Given task: Copy the data below verbatim, from the line containing "In the image" up to and including the line containing "120, 217, 200]". Leave the pictures out of your answer.

Records for the exercise:
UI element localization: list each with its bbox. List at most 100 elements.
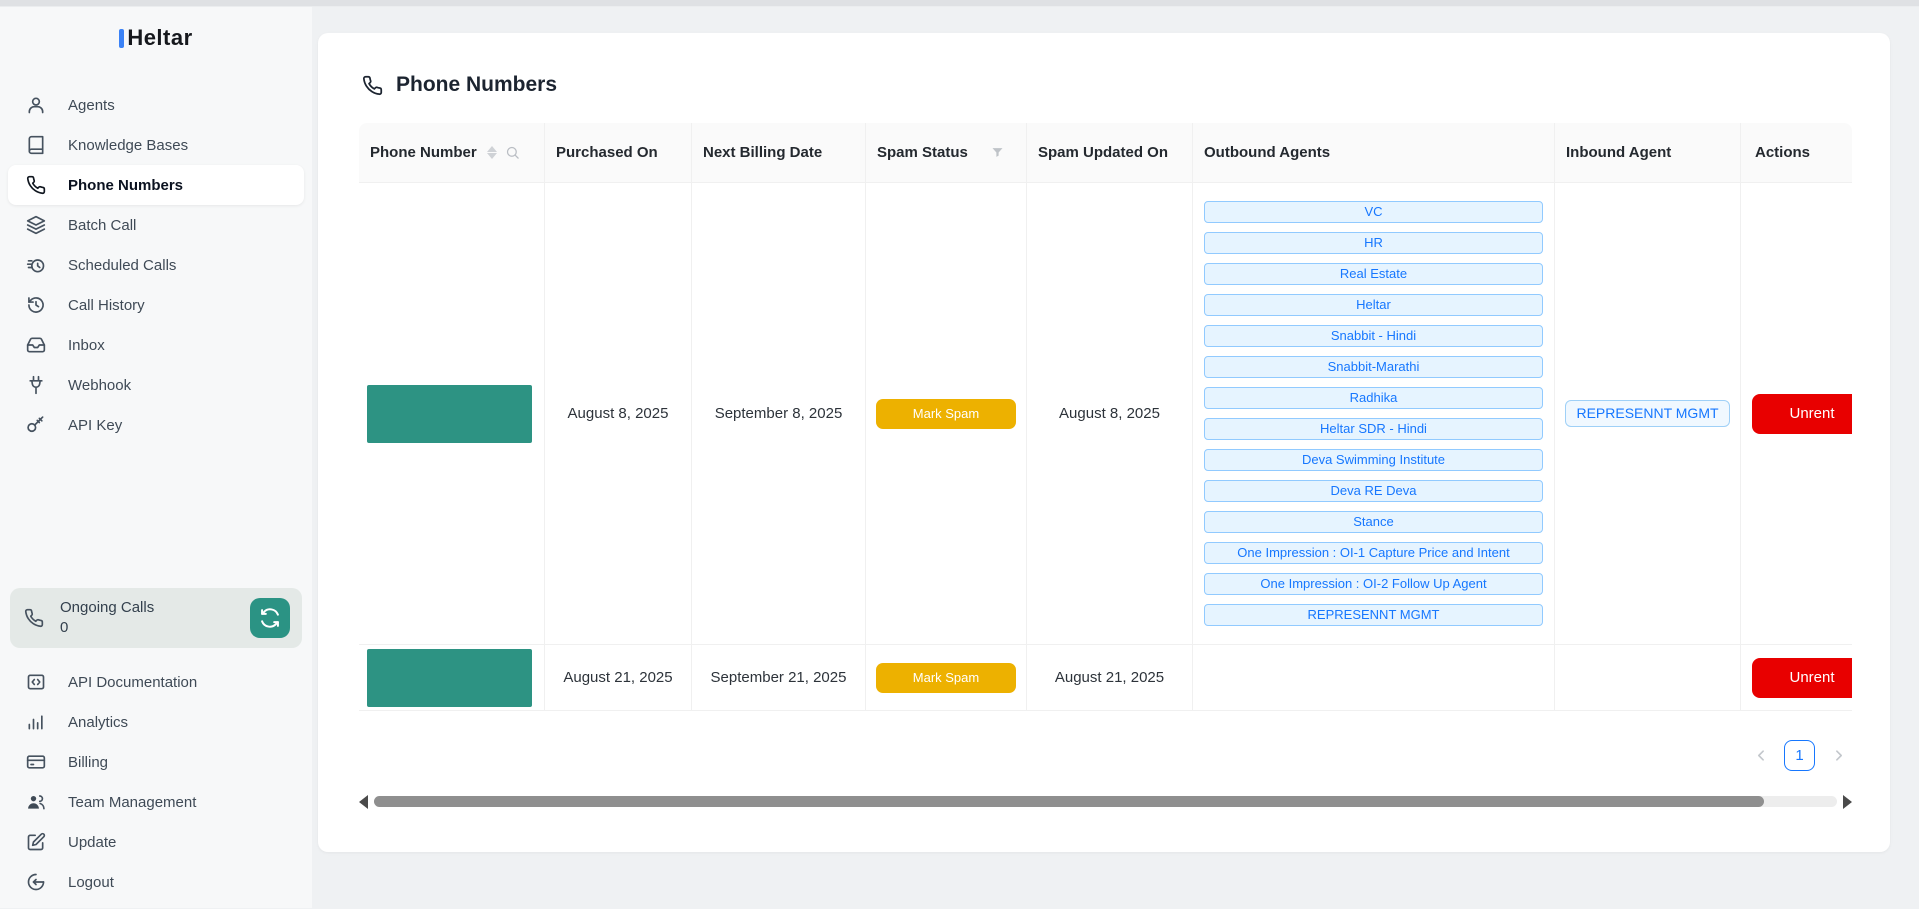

--

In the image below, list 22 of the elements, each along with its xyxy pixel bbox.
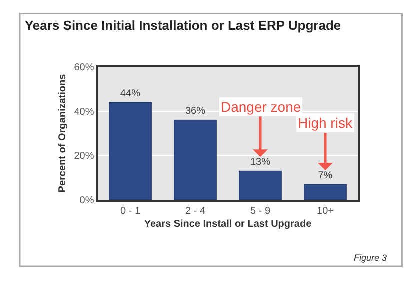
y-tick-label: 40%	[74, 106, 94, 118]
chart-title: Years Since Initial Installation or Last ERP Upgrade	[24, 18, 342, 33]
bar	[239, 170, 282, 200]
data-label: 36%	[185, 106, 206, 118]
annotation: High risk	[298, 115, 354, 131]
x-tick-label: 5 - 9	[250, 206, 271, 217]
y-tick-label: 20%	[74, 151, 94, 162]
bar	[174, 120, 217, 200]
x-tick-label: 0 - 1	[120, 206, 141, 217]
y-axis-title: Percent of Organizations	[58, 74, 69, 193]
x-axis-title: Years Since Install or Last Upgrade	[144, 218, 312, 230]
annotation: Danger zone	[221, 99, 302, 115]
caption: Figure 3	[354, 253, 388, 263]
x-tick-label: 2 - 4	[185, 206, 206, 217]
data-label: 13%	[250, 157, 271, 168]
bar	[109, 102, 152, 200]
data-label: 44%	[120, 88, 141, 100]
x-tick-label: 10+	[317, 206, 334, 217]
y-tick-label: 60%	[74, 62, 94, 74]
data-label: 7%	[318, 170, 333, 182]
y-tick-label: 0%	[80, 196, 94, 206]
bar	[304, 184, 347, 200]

Task result:
In the image below, list 22 of the elements, each along with its xyxy pixel bbox.
y-tick-label: 40%	[74, 106, 94, 118]
chart-title: Years Since Initial Installation or Last ERP Upgrade	[24, 18, 342, 33]
bar	[239, 170, 282, 200]
data-label: 36%	[185, 106, 206, 118]
annotation: High risk	[298, 115, 354, 131]
x-tick-label: 5 - 9	[250, 206, 271, 217]
y-tick-label: 20%	[74, 151, 94, 162]
bar	[174, 120, 217, 200]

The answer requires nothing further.